# [EXERCISE AIM]
Search the records for "subtitle" and copy each line that holds it.

# [LISTING]
◇ ◇ ◇ ◇

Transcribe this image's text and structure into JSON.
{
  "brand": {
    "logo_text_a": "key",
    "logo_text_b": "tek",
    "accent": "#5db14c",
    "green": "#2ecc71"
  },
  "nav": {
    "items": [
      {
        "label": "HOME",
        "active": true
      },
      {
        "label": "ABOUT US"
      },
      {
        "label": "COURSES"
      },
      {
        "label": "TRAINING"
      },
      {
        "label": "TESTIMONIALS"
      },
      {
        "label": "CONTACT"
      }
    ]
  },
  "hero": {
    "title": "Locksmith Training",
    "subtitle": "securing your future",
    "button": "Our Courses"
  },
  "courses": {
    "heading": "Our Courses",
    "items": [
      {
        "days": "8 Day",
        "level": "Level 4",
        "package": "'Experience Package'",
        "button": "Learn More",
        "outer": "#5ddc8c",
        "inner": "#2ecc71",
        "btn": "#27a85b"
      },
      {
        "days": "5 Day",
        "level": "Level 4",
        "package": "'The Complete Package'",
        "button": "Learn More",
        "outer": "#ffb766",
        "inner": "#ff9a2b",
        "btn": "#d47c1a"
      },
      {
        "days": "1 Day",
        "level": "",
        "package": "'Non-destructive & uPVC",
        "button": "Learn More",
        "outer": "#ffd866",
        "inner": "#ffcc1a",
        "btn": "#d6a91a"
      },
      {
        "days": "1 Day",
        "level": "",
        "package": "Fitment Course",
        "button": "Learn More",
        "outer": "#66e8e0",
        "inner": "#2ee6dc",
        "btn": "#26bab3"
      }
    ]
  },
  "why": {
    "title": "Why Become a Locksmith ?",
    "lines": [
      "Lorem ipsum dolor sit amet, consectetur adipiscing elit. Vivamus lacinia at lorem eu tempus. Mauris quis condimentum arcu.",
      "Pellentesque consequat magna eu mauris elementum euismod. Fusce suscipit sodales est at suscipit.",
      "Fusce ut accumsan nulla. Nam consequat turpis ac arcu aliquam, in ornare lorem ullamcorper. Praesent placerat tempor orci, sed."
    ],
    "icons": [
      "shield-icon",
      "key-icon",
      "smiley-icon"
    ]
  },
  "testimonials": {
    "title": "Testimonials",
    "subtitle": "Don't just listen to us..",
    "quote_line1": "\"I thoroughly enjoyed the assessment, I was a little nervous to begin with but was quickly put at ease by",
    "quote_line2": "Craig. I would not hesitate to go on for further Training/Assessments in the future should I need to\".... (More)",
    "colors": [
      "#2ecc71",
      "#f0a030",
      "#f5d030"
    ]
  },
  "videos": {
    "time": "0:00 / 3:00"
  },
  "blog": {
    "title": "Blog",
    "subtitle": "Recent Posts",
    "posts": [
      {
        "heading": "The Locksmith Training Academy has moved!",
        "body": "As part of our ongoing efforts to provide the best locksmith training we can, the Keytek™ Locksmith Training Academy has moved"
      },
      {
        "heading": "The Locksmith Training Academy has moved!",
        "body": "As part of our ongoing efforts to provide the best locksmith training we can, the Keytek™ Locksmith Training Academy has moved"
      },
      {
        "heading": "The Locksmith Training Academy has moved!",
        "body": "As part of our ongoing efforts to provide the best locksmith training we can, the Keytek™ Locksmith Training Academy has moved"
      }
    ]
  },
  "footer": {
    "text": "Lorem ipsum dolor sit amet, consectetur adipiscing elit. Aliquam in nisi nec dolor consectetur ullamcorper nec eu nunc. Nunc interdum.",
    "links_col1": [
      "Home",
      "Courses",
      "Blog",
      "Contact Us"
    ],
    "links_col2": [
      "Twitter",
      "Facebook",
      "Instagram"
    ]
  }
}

◇ ◇ ◇ ◇

# [THE REPLY]
    "subtitle": "securing your future",
    "subtitle": "Don't just listen to us..",
    "subtitle": "Recent Posts",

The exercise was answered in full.